Dataset items
━━━━
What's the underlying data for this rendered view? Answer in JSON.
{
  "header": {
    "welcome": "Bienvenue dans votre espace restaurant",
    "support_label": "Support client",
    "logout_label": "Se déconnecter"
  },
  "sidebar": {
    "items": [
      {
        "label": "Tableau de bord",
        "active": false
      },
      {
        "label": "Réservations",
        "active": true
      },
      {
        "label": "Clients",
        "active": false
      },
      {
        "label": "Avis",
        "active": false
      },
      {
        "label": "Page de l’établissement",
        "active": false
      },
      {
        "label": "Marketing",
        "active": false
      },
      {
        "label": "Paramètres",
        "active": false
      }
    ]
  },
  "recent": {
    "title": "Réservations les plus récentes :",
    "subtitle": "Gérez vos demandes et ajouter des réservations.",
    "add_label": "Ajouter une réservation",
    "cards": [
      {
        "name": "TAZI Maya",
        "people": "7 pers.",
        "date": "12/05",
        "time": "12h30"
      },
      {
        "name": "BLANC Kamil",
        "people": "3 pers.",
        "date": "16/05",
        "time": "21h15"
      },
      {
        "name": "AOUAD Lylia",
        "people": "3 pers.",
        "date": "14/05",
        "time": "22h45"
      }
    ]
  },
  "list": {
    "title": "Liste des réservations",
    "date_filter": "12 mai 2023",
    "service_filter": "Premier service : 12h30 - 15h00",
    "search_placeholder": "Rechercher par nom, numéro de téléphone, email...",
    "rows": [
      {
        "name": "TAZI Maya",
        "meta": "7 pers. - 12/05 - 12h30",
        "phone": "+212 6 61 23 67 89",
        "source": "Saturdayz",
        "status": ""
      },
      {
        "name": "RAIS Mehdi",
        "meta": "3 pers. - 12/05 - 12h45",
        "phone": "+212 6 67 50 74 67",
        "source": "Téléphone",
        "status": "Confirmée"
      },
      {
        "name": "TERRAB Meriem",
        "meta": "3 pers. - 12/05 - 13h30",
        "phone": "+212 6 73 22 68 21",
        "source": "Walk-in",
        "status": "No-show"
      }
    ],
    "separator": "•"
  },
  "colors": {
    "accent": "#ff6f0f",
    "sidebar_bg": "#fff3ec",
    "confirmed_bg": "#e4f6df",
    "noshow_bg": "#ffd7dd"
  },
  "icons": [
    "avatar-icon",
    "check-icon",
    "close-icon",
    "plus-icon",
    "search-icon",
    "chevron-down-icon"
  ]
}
━━━━
§ WHAT YOU SHOULD DO:
Copy out every line of the data above, exactly as given.

§ ANSWER TO THE PROBLEM:
What's the underlying data for this rendered view? Answer in JSON.
{
  "header": {
    "welcome": "Bienvenue dans votre espace restaurant",
    "support_label": "Support client",
    "logout_label": "Se déconnecter"
  },
  "sidebar": {
    "items": [
      {
        "label": "Tableau de bord",
        "active": false
      },
      {
        "label": "Réservations",
        "active": true
      },
      {
        "label": "Clients",
        "active": false
      },
      {
        "label": "Avis",
        "active": false
      },
      {
        "label": "Page de l’établissement",
        "active": false
      },
      {
        "label": "Marketing",
        "active": false
      },
      {
        "label": "Paramètres",
        "active": false
      }
    ]
  },
  "recent": {
    "title": "Réservations les plus récentes :",
    "subtitle": "Gérez vos demandes et ajouter des réservations.",
    "add_label": "Ajouter une réservation",
    "cards": [
      {
        "name": "TAZI Maya",
        "people": "7 pers.",
        "date": "12/05",
        "time": "12h30"
      },
      {
        "name": "BLANC Kamil",
        "people": "3 pers.",
        "date": "16/05",
        "time": "21h15"
      },
      {
        "name": "AOUAD Lylia",
        "people": "3 pers.",
        "date": "14/05",
        "time": "22h45"
      }
    ]
  },
  "list": {
    "title": "Liste des réservations",
    "date_filter": "12 mai 2023",
    "service_filter": "Premier service : 12h30 - 15h00",
    "search_placeholder": "Rechercher par nom, numéro de téléphone, email...",
    "rows": [
      {
        "name": "TAZI Maya",
        "meta": "7 pers. - 12/05 - 12h30",
        "phone": "+212 6 61 23 67 89",
        "source": "Saturdayz",
        "status": ""
      },
      {
        "name": "RAIS Mehdi",
        "meta": "3 pers. - 12/05 - 12h45",
        "phone": "+212 6 67 50 74 67",
        "source": "Téléphone",
        "status": "Confirmée"
      },
      {
        "name": "TERRAB Meriem",
        "meta": "3 pers. - 12/05 - 13h30",
        "phone": "+212 6 73 22 68 21",
        "source": "Walk-in",
        "status": "No-show"
      }
    ],
    "separator": "•"
  },
  "colors": {
    "accent": "#ff6f0f",
    "sidebar_bg": "#fff3ec",
    "confirmed_bg": "#e4f6df",
    "noshow_bg": "#ffd7dd"
  },
  "icons": [
    "avatar-icon",
    "check-icon",
    "close-icon",
    "plus-icon",
    "search-icon",
    "chevron-down-icon"
  ]
}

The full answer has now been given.